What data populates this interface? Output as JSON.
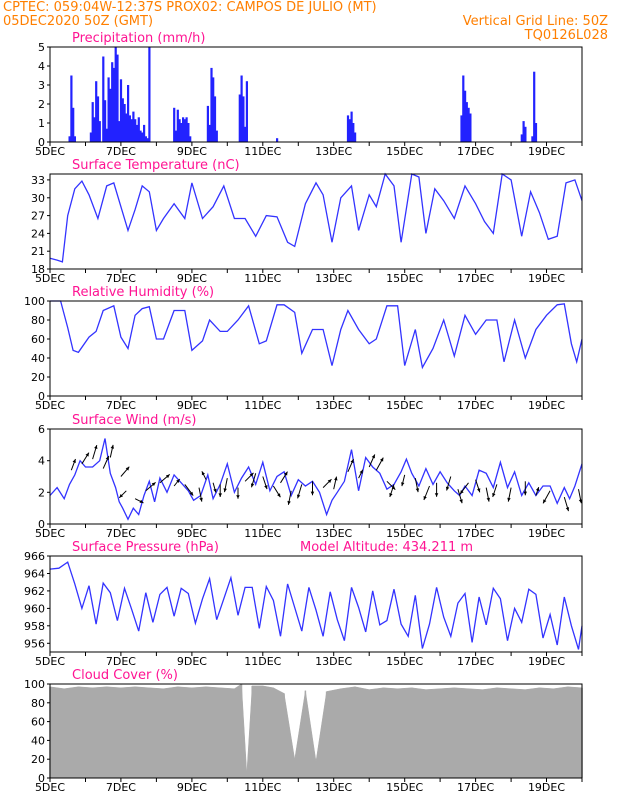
{
  "header": {
    "line1_left": "CPTEC:   059:04W-12:37S   PROX02: CAMPOS DE JULIO (MT)",
    "line2_left": "05DEC2020 50Z (GMT)",
    "line2_right": "Vertical Grid Line: 50Z",
    "line3_right": "TQ0126L028"
  },
  "x_axis": {
    "labels": [
      "5DEC",
      "7DEC",
      "9DEC",
      "11DEC",
      "13DEC",
      "15DEC",
      "17DEC",
      "19DEC"
    ],
    "label_days": [
      5,
      7,
      9,
      11,
      13,
      15,
      17,
      19
    ],
    "range": [
      5.0,
      20.0
    ]
  },
  "colors": {
    "line": "#3333ff",
    "bar": "#2222ff",
    "cloud": "#aaaaaa",
    "title": "#ff1493",
    "header": "#ff7f00"
  },
  "chart_data": [
    {
      "type": "bar",
      "title": "Precipitation (mm/h)",
      "ylim": [
        0,
        5
      ],
      "yticks": [
        "0",
        "1",
        "2",
        "3",
        "4",
        "5"
      ],
      "x_day": [
        5.55,
        5.6,
        5.65,
        5.7,
        6.15,
        6.2,
        6.25,
        6.3,
        6.35,
        6.4,
        6.5,
        6.55,
        6.6,
        6.65,
        6.7,
        6.75,
        6.8,
        6.85,
        6.9,
        6.95,
        7.0,
        7.05,
        7.1,
        7.15,
        7.2,
        7.25,
        7.3,
        7.35,
        7.4,
        7.45,
        7.5,
        7.55,
        7.6,
        7.65,
        7.7,
        7.75,
        7.8,
        8.5,
        8.55,
        8.6,
        8.65,
        8.7,
        8.75,
        8.8,
        8.85,
        8.9,
        8.95,
        9.45,
        9.5,
        9.55,
        9.6,
        9.65,
        9.7,
        10.35,
        10.4,
        10.45,
        10.5,
        10.55,
        11.4,
        13.4,
        13.45,
        13.5,
        13.55,
        13.6,
        16.6,
        16.65,
        16.7,
        16.75,
        16.8,
        16.85,
        18.3,
        18.35,
        18.4,
        18.6,
        18.65,
        18.7
      ],
      "values": [
        0.3,
        3.5,
        1.8,
        0.3,
        0.5,
        2.1,
        1.3,
        3.2,
        2.4,
        1.1,
        4.5,
        2.2,
        0.7,
        3.4,
        2.8,
        4.2,
        3.9,
        5.0,
        4.6,
        1.1,
        3.3,
        2.3,
        2.0,
        1.5,
        3.0,
        1.4,
        1.2,
        1.6,
        1.2,
        0.9,
        1.3,
        0.6,
        0.5,
        0.9,
        0.3,
        0.2,
        5.0,
        1.8,
        0.6,
        1.7,
        1.2,
        1.0,
        1.3,
        1.2,
        1.3,
        1.0,
        0.3,
        1.9,
        0.9,
        3.9,
        3.4,
        2.4,
        0.6,
        2.5,
        3.5,
        2.4,
        0.8,
        3.2,
        0.2,
        1.4,
        1.2,
        1.6,
        1.0,
        0.5,
        1.4,
        3.5,
        2.7,
        2.1,
        1.8,
        1.5,
        0.4,
        1.1,
        0.8,
        0.3,
        3.7,
        1.0
      ]
    },
    {
      "type": "line",
      "title": "Surface Temperature (nC)",
      "ylim": [
        18,
        34
      ],
      "yticks": [
        "18",
        "21",
        "24",
        "27",
        "30",
        "33"
      ],
      "x_day": [
        5.0,
        5.2,
        5.35,
        5.5,
        5.7,
        5.9,
        6.1,
        6.35,
        6.6,
        6.8,
        7.0,
        7.2,
        7.4,
        7.6,
        7.8,
        8.0,
        8.2,
        8.5,
        8.8,
        9.0,
        9.3,
        9.6,
        9.9,
        10.2,
        10.5,
        10.8,
        11.1,
        11.4,
        11.7,
        11.9,
        12.2,
        12.5,
        12.7,
        12.95,
        13.2,
        13.5,
        13.7,
        14.0,
        14.2,
        14.45,
        14.7,
        14.9,
        15.2,
        15.4,
        15.6,
        15.85,
        16.1,
        16.4,
        16.7,
        17.0,
        17.25,
        17.5,
        17.75,
        18.0,
        18.3,
        18.55,
        18.8,
        19.05,
        19.3,
        19.55,
        19.8,
        20.0
      ],
      "values": [
        19.8,
        19.5,
        19.2,
        27.0,
        31.5,
        32.8,
        30.5,
        26.5,
        32.0,
        32.5,
        28.5,
        24.5,
        28.0,
        32.0,
        31.0,
        24.5,
        26.5,
        29.0,
        26.5,
        32.5,
        26.5,
        28.5,
        32.0,
        26.5,
        26.5,
        23.5,
        27.0,
        26.8,
        22.5,
        21.8,
        29.0,
        32.5,
        30.5,
        22.5,
        30.0,
        32.0,
        24.5,
        30.5,
        28.5,
        34.0,
        32.0,
        22.5,
        34.0,
        33.5,
        24.0,
        31.5,
        29.5,
        26.5,
        32.0,
        29.0,
        26.0,
        24.0,
        34.0,
        33.0,
        23.5,
        31.0,
        27.5,
        23.0,
        23.5,
        32.5,
        33.0,
        29.5
      ]
    },
    {
      "type": "line",
      "title": "Relative Humidity (%)",
      "ylim": [
        0,
        100
      ],
      "yticks": [
        "0",
        "20",
        "40",
        "60",
        "80",
        "100"
      ],
      "x_day": [
        5.0,
        5.3,
        5.5,
        5.65,
        5.8,
        6.1,
        6.3,
        6.5,
        6.8,
        7.0,
        7.2,
        7.4,
        7.6,
        7.8,
        8.0,
        8.2,
        8.5,
        8.8,
        9.0,
        9.3,
        9.5,
        9.8,
        10.0,
        10.3,
        10.6,
        10.9,
        11.1,
        11.4,
        11.6,
        11.9,
        12.1,
        12.4,
        12.7,
        12.95,
        13.2,
        13.4,
        13.7,
        14.0,
        14.2,
        14.5,
        14.8,
        15.0,
        15.3,
        15.5,
        15.8,
        16.1,
        16.4,
        16.7,
        17.0,
        17.3,
        17.6,
        17.8,
        18.1,
        18.4,
        18.7,
        19.0,
        19.3,
        19.5,
        19.7,
        19.85,
        20.0
      ],
      "values": [
        100,
        100,
        72,
        48,
        46,
        62,
        68,
        90,
        95,
        62,
        50,
        85,
        92,
        94,
        60,
        60,
        90,
        90,
        48,
        58,
        80,
        68,
        68,
        80,
        95,
        55,
        58,
        96,
        96,
        88,
        45,
        70,
        70,
        32,
        70,
        90,
        70,
        55,
        60,
        95,
        95,
        32,
        70,
        30,
        50,
        80,
        42,
        85,
        65,
        80,
        80,
        36,
        80,
        40,
        70,
        85,
        96,
        97,
        55,
        36,
        60
      ]
    },
    {
      "type": "line",
      "title": "Surface Wind (m/s)",
      "ylim": [
        0,
        6
      ],
      "yticks": [
        "0",
        "2",
        "4",
        "6"
      ],
      "x_day": [
        5.0,
        5.2,
        5.4,
        5.55,
        5.7,
        5.85,
        6.0,
        6.2,
        6.4,
        6.55,
        6.7,
        6.85,
        6.95,
        7.05,
        7.2,
        7.35,
        7.5,
        7.65,
        7.8,
        7.95,
        8.1,
        8.3,
        8.5,
        8.7,
        8.9,
        9.05,
        9.25,
        9.45,
        9.6,
        9.8,
        10.0,
        10.2,
        10.4,
        10.6,
        10.8,
        11.0,
        11.2,
        11.4,
        11.6,
        11.8,
        12.0,
        12.2,
        12.4,
        12.6,
        12.8,
        12.95,
        13.1,
        13.3,
        13.5,
        13.7,
        13.9,
        14.1,
        14.3,
        14.5,
        14.7,
        14.9,
        15.05,
        15.2,
        15.4,
        15.6,
        15.8,
        16.0,
        16.2,
        16.4,
        16.55,
        16.7,
        16.9,
        17.1,
        17.3,
        17.5,
        17.7,
        17.9,
        18.1,
        18.3,
        18.5,
        18.7,
        18.9,
        19.1,
        19.3,
        19.5,
        19.65,
        19.8,
        20.0
      ],
      "values": [
        1.8,
        2.3,
        1.6,
        2.5,
        3.1,
        4.0,
        3.6,
        3.6,
        4.0,
        5.4,
        3.2,
        2.3,
        1.4,
        1.0,
        0.3,
        1.0,
        0.6,
        1.8,
        2.7,
        1.4,
        2.9,
        2.0,
        3.1,
        2.6,
        2.1,
        1.5,
        1.8,
        3.1,
        1.6,
        2.5,
        3.8,
        2.0,
        2.9,
        3.6,
        2.5,
        3.9,
        2.1,
        3.0,
        3.3,
        1.8,
        2.8,
        2.4,
        2.7,
        2.0,
        0.6,
        1.5,
        2.0,
        2.7,
        4.7,
        2.1,
        4.2,
        3.6,
        3.2,
        2.2,
        2.5,
        3.3,
        4.1,
        3.2,
        2.4,
        3.5,
        2.5,
        3.3,
        2.6,
        2.1,
        1.8,
        2.4,
        1.8,
        3.4,
        3.2,
        2.3,
        3.9,
        2.3,
        3.3,
        1.8,
        2.6,
        1.8,
        2.4,
        2.4,
        1.3,
        2.3,
        1.6,
        2.4,
        3.8
      ]
    },
    {
      "type": "line",
      "title": "Surface Pressure (hPa)",
      "annotation": "Model Altitude: 434.211  m",
      "ylim": [
        955,
        966
      ],
      "yticks": [
        "956",
        "958",
        "960",
        "962",
        "964",
        "966"
      ],
      "x_day": [
        5.0,
        5.25,
        5.5,
        5.7,
        5.9,
        6.1,
        6.3,
        6.5,
        6.7,
        6.9,
        7.1,
        7.3,
        7.5,
        7.7,
        7.9,
        8.1,
        8.3,
        8.5,
        8.7,
        8.9,
        9.1,
        9.3,
        9.5,
        9.7,
        9.9,
        10.1,
        10.3,
        10.5,
        10.7,
        10.9,
        11.1,
        11.3,
        11.5,
        11.7,
        11.9,
        12.1,
        12.3,
        12.5,
        12.7,
        12.9,
        13.1,
        13.3,
        13.5,
        13.7,
        13.9,
        14.1,
        14.3,
        14.5,
        14.7,
        14.9,
        15.1,
        15.3,
        15.5,
        15.7,
        15.9,
        16.1,
        16.3,
        16.5,
        16.7,
        16.9,
        17.1,
        17.3,
        17.5,
        17.7,
        17.9,
        18.1,
        18.3,
        18.5,
        18.7,
        18.9,
        19.1,
        19.3,
        19.5,
        19.7,
        19.9,
        20.0
      ],
      "values": [
        964.5,
        964.6,
        965.3,
        962.8,
        960.0,
        962.6,
        958.2,
        962.9,
        961.8,
        958.6,
        962.3,
        959.9,
        957.4,
        961.8,
        958.4,
        961.6,
        962.4,
        959.1,
        962.3,
        961.7,
        958.3,
        961.1,
        963.4,
        958.7,
        961.1,
        963.5,
        959.2,
        962.4,
        962.4,
        957.7,
        962.5,
        960.9,
        956.8,
        962.8,
        960.1,
        957.4,
        962.4,
        959.8,
        956.8,
        961.9,
        958.7,
        956.3,
        962.4,
        960.1,
        957.3,
        962.0,
        958.1,
        958.6,
        962.2,
        958.2,
        956.8,
        961.5,
        955.4,
        958.2,
        962.4,
        959.0,
        956.8,
        960.6,
        961.7,
        956.1,
        961.3,
        958.1,
        962.3,
        961.1,
        956.3,
        960.0,
        958.4,
        962.2,
        961.6,
        956.6,
        959.3,
        955.8,
        961.3,
        958.0,
        955.3,
        958.0
      ]
    },
    {
      "type": "bar",
      "title": "Cloud Cover (%)",
      "ylim": [
        0,
        100
      ],
      "yticks": [
        "0",
        "20",
        "40",
        "60",
        "80",
        "100"
      ],
      "x_day": [
        5.0,
        5.4,
        5.8,
        6.2,
        6.6,
        7.0,
        7.4,
        7.8,
        8.2,
        8.6,
        9.0,
        9.4,
        9.8,
        10.2,
        10.4,
        10.55,
        10.7,
        11.0,
        11.3,
        11.6,
        11.9,
        12.2,
        12.5,
        12.8,
        13.2,
        13.6,
        14.0,
        14.4,
        14.8,
        15.2,
        15.6,
        16.0,
        16.4,
        16.8,
        17.2,
        17.6,
        18.0,
        18.4,
        18.8,
        19.2,
        19.6,
        20.0
      ],
      "values": [
        97,
        95,
        97,
        96,
        97,
        96,
        97,
        96,
        95,
        97,
        96,
        97,
        96,
        95,
        100,
        5,
        98,
        98,
        96,
        90,
        20,
        93,
        18,
        92,
        95,
        97,
        94,
        96,
        95,
        96,
        94,
        95,
        96,
        95,
        94,
        96,
        95,
        94,
        96,
        95,
        97,
        96
      ]
    }
  ],
  "wind_arrows": {
    "x_day": [
      5.6,
      5.9,
      6.2,
      6.5,
      6.7,
      7.0,
      7.15,
      7.4,
      7.7,
      8.1,
      8.5,
      8.8,
      9.2,
      9.4,
      9.6,
      9.8,
      10.0,
      10.3,
      10.5,
      10.8,
      11.0,
      11.3,
      11.5,
      11.8,
      12.1,
      12.4,
      12.7,
      13.0,
      13.4,
      13.7,
      14.0,
      14.2,
      14.5,
      14.7,
      15.0,
      15.3,
      15.7,
      15.9,
      16.3,
      16.5,
      16.8,
      17.0,
      17.3,
      17.6,
      18.0,
      18.4,
      18.7,
      19.1,
      19.5,
      19.9
    ],
    "speed": [
      3.4,
      3.8,
      4.1,
      3.5,
      4.2,
      3.0,
      2.1,
      1.6,
      2.1,
      2.6,
      2.4,
      2.5,
      2.3,
      2.8,
      2.6,
      2.5,
      2.9,
      2.3,
      2.7,
      3.2,
      3.0,
      2.4,
      2.6,
      2.1,
      2.5,
      2.7,
      2.3,
      2.2,
      3.3,
      2.9,
      3.6,
      3.4,
      2.7,
      2.5,
      3.1,
      2.9,
      2.4,
      2.6,
      3.0,
      2.2,
      2.6,
      2.8,
      2.3,
      2.5,
      2.3,
      2.7,
      1.8,
      2.1,
      1.7,
      2.2
    ],
    "u": [
      0.3,
      0.5,
      0.3,
      0.4,
      0.2,
      0.6,
      -0.5,
      0.6,
      0.7,
      0.7,
      0.4,
      0.6,
      0.2,
      -0.3,
      0.2,
      0.0,
      -0.2,
      0.0,
      0.6,
      -0.3,
      0.3,
      0.5,
      0.5,
      -0.2,
      -0.3,
      0.0,
      0.6,
      0.2,
      0.4,
      0.3,
      0.4,
      0.5,
      0.6,
      -0.3,
      -0.2,
      0.2,
      -0.4,
      0.0,
      -0.3,
      0.3,
      -0.6,
      0.3,
      0.2,
      -0.3,
      -0.2,
      0.0,
      0.2,
      -0.5,
      0.3,
      0.2
    ],
    "v": [
      0.8,
      0.8,
      1.0,
      0.9,
      0.9,
      0.7,
      -0.5,
      -0.3,
      0.6,
      0.6,
      0.5,
      -0.8,
      -1.0,
      0.6,
      -0.7,
      -0.9,
      -1.0,
      -0.8,
      0.6,
      -1.0,
      -0.9,
      -0.8,
      0.8,
      -1.0,
      -1.0,
      -1.0,
      0.6,
      0.9,
      0.9,
      0.6,
      0.9,
      0.9,
      -0.6,
      -0.9,
      -0.8,
      -1.0,
      -1.0,
      -1.0,
      -1.0,
      -1.0,
      -0.8,
      -0.9,
      -1.0,
      -0.9,
      -1.0,
      -1.0,
      0.6,
      -0.9,
      -1.0,
      -1.0
    ]
  }
}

^^^^^^^^^^^^^^^^

TASK TO CARRY OUT:
Pull out all lines from the entries above in which the word "title" appears.

ANSWER TO THE TASK:
    "title": "#ff1493",
      "title": "Precipitation (mm/h)",
      "title": "Surface Temperature (nC)",
      "title": "Relative Humidity (%)",
      "title": "Surface Wind (m/s)",
      "title": "Surface Pressure (hPa)",
      "title": "Cloud Cover (%)",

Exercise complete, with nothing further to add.